EXERCISE PROMPT :: Reproduce all records exactly.

Records from a data source ::
|---|
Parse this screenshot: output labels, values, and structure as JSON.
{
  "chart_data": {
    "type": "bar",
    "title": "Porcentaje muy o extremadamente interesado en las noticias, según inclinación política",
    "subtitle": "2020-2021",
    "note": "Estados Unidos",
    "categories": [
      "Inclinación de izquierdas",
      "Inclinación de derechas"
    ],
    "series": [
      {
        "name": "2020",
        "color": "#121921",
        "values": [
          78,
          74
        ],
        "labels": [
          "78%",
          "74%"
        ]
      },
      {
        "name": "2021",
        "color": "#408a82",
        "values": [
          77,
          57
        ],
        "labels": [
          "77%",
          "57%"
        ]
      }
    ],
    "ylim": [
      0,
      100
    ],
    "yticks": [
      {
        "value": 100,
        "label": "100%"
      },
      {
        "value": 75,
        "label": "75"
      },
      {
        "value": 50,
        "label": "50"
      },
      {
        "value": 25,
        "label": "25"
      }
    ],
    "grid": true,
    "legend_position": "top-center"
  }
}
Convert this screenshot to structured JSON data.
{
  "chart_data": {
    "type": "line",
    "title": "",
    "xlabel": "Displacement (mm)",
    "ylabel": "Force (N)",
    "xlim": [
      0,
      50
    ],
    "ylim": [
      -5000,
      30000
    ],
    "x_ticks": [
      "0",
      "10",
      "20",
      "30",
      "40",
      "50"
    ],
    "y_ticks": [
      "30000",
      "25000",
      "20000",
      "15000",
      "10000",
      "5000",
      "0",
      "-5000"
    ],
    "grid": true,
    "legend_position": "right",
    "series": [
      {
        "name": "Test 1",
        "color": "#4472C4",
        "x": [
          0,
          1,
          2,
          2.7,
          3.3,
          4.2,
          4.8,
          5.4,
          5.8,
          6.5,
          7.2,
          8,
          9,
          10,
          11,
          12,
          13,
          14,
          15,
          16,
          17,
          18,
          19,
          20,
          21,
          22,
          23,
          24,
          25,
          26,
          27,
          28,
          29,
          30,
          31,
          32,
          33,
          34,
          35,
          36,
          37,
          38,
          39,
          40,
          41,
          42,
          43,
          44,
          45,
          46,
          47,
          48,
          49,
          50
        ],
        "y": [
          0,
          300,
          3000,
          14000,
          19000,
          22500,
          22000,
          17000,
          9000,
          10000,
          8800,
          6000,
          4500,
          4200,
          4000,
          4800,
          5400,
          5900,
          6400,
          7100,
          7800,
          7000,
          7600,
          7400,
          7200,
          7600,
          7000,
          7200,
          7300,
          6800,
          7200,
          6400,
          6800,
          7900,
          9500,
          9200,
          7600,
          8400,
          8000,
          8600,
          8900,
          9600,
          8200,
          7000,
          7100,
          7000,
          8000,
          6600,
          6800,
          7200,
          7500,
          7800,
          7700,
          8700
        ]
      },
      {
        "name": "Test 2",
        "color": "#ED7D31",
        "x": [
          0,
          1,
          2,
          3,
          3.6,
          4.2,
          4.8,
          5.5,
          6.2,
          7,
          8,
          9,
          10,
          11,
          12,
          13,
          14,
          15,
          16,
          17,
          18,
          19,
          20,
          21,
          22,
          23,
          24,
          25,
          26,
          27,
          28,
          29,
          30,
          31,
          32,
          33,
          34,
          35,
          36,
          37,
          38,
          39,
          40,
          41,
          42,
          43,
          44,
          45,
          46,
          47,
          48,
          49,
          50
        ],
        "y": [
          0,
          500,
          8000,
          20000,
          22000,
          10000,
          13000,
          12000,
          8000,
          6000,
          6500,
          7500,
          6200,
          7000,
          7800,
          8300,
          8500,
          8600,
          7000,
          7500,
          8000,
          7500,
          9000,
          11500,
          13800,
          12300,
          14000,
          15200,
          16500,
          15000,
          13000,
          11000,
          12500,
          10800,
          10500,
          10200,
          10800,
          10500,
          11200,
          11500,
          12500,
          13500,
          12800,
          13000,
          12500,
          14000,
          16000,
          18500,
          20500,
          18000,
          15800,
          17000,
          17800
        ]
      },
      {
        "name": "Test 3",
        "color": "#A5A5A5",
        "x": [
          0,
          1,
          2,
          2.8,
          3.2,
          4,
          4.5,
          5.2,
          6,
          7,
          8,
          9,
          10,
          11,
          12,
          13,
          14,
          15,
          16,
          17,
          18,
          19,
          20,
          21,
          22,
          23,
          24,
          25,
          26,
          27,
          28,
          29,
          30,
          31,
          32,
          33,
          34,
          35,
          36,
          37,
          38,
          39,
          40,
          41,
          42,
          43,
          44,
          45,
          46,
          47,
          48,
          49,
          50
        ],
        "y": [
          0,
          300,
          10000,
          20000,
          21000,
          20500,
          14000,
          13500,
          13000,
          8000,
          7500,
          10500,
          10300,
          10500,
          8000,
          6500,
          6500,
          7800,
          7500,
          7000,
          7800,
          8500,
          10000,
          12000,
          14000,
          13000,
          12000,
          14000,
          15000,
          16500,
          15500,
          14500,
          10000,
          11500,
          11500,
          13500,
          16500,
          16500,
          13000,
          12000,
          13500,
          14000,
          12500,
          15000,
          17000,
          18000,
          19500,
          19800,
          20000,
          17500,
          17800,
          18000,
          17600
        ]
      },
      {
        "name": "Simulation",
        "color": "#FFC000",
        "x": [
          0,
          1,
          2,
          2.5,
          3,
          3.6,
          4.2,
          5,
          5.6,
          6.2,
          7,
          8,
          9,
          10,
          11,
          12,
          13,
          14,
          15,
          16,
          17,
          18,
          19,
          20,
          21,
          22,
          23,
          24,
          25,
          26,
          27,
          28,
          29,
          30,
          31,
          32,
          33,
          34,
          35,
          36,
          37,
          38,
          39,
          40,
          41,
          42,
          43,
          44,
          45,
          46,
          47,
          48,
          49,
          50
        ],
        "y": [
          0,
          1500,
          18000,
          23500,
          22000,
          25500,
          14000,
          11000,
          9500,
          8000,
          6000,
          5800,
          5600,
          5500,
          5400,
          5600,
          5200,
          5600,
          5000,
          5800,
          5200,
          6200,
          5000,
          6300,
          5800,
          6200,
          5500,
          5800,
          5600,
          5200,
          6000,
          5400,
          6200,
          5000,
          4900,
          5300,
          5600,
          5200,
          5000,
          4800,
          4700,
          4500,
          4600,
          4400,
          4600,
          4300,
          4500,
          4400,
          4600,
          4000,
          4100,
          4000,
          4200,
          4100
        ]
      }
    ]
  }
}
|---|
RESULT OF THIS TASK ::
Parse this screenshot: output labels, values, and structure as JSON.
{
  "chart_data": {
    "type": "bar",
    "title": "Porcentaje muy o extremadamente interesado en las noticias, según inclinación política",
    "subtitle": "2020-2021",
    "note": "Estados Unidos",
    "categories": [
      "Inclinación de izquierdas",
      "Inclinación de derechas"
    ],
    "series": [
      {
        "name": "2020",
        "color": "#121921",
        "values": [
          78,
          74
        ],
        "labels": [
          "78%",
          "74%"
        ]
      },
      {
        "name": "2021",
        "color": "#408a82",
        "values": [
          77,
          57
        ],
        "labels": [
          "77%",
          "57%"
        ]
      }
    ],
    "ylim": [
      0,
      100
    ],
    "yticks": [
      {
        "value": 100,
        "label": "100%"
      },
      {
        "value": 75,
        "label": "75"
      },
      {
        "value": 50,
        "label": "50"
      },
      {
        "value": 25,
        "label": "25"
      }
    ],
    "grid": true,
    "legend_position": "top-center"
  }
}
Convert this screenshot to structured JSON data.
{
  "chart_data": {
    "type": "line",
    "title": "",
    "xlabel": "Displacement (mm)",
    "ylabel": "Force (N)",
    "xlim": [
      0,
      50
    ],
    "ylim": [
      -5000,
      30000
    ],
    "x_ticks": [
      "0",
      "10",
      "20",
      "30",
      "40",
      "50"
    ],
    "y_ticks": [
      "30000",
      "25000",
      "20000",
      "15000",
      "10000",
      "5000",
      "0",
      "-5000"
    ],
    "grid": true,
    "legend_position": "right",
    "series": [
      {
        "name": "Test 1",
        "color": "#4472C4",
        "x": [
          0,
          1,
          2,
          2.7,
          3.3,
          4.2,
          4.8,
          5.4,
          5.8,
          6.5,
          7.2,
          8,
          9,
          10,
          11,
          12,
          13,
          14,
          15,
          16,
          17,
          18,
          19,
          20,
          21,
          22,
          23,
          24,
          25,
          26,
          27,
          28,
          29,
          30,
          31,
          32,
          33,
          34,
          35,
          36,
          37,
          38,
          39,
          40,
          41,
          42,
          43,
          44,
          45,
          46,
          47,
          48,
          49,
          50
        ],
        "y": [
          0,
          300,
          3000,
          14000,
          19000,
          22500,
          22000,
          17000,
          9000,
          10000,
          8800,
          6000,
          4500,
          4200,
          4000,
          4800,
          5400,
          5900,
          6400,
          7100,
          7800,
          7000,
          7600,
          7400,
          7200,
          7600,
          7000,
          7200,
          7300,
          6800,
          7200,
          6400,
          6800,
          7900,
          9500,
          9200,
          7600,
          8400,
          8000,
          8600,
          8900,
          9600,
          8200,
          7000,
          7100,
          7000,
          8000,
          6600,
          6800,
          7200,
          7500,
          7800,
          7700,
          8700
        ]
      },
      {
        "name": "Test 2",
        "color": "#ED7D31",
        "x": [
          0,
          1,
          2,
          3,
          3.6,
          4.2,
          4.8,
          5.5,
          6.2,
          7,
          8,
          9,
          10,
          11,
          12,
          13,
          14,
          15,
          16,
          17,
          18,
          19,
          20,
          21,
          22,
          23,
          24,
          25,
          26,
          27,
          28,
          29,
          30,
          31,
          32,
          33,
          34,
          35,
          36,
          37,
          38,
          39,
          40,
          41,
          42,
          43,
          44,
          45,
          46,
          47,
          48,
          49,
          50
        ],
        "y": [
          0,
          500,
          8000,
          20000,
          22000,
          10000,
          13000,
          12000,
          8000,
          6000,
          6500,
          7500,
          6200,
          7000,
          7800,
          8300,
          8500,
          8600,
          7000,
          7500,
          8000,
          7500,
          9000,
          11500,
          13800,
          12300,
          14000,
          15200,
          16500,
          15000,
          13000,
          11000,
          12500,
          10800,
          10500,
          10200,
          10800,
          10500,
          11200,
          11500,
          12500,
          13500,
          12800,
          13000,
          12500,
          14000,
          16000,
          18500,
          20500,
          18000,
          15800,
          17000,
          17800
        ]
      },
      {
        "name": "Test 3",
        "color": "#A5A5A5",
        "x": [
          0,
          1,
          2,
          2.8,
          3.2,
          4,
          4.5,
          5.2,
          6,
          7,
          8,
          9,
          10,
          11,
          12,
          13,
          14,
          15,
          16,
          17,
          18,
          19,
          20,
          21,
          22,
          23,
          24,
          25,
          26,
          27,
          28,
          29,
          30,
          31,
          32,
          33,
          34,
          35,
          36,
          37,
          38,
          39,
          40,
          41,
          42,
          43,
          44,
          45,
          46,
          47,
          48,
          49,
          50
        ],
        "y": [
          0,
          300,
          10000,
          20000,
          21000,
          20500,
          14000,
          13500,
          13000,
          8000,
          7500,
          10500,
          10300,
          10500,
          8000,
          6500,
          6500,
          7800,
          7500,
          7000,
          7800,
          8500,
          10000,
          12000,
          14000,
          13000,
          12000,
          14000,
          15000,
          16500,
          15500,
          14500,
          10000,
          11500,
          11500,
          13500,
          16500,
          16500,
          13000,
          12000,
          13500,
          14000,
          12500,
          15000,
          17000,
          18000,
          19500,
          19800,
          20000,
          17500,
          17800,
          18000,
          17600
        ]
      },
      {
        "name": "Simulation",
        "color": "#FFC000",
        "x": [
          0,
          1,
          2,
          2.5,
          3,
          3.6,
          4.2,
          5,
          5.6,
          6.2,
          7,
          8,
          9,
          10,
          11,
          12,
          13,
          14,
          15,
          16,
          17,
          18,
          19,
          20,
          21,
          22,
          23,
          24,
          25,
          26,
          27,
          28,
          29,
          30,
          31,
          32,
          33,
          34,
          35,
          36,
          37,
          38,
          39,
          40,
          41,
          42,
          43,
          44,
          45,
          46,
          47,
          48,
          49,
          50
        ],
        "y": [
          0,
          1500,
          18000,
          23500,
          22000,
          25500,
          14000,
          11000,
          9500,
          8000,
          6000,
          5800,
          5600,
          5500,
          5400,
          5600,
          5200,
          5600,
          5000,
          5800,
          5200,
          6200,
          5000,
          6300,
          5800,
          6200,
          5500,
          5800,
          5600,
          5200,
          6000,
          5400,
          6200,
          5000,
          4900,
          5300,
          5600,
          5200,
          5000,
          4800,
          4700,
          4500,
          4600,
          4400,
          4600,
          4300,
          4500,
          4400,
          4600,
          4000,
          4100,
          4000,
          4200,
          4100
        ]
      }
    ]
  }
}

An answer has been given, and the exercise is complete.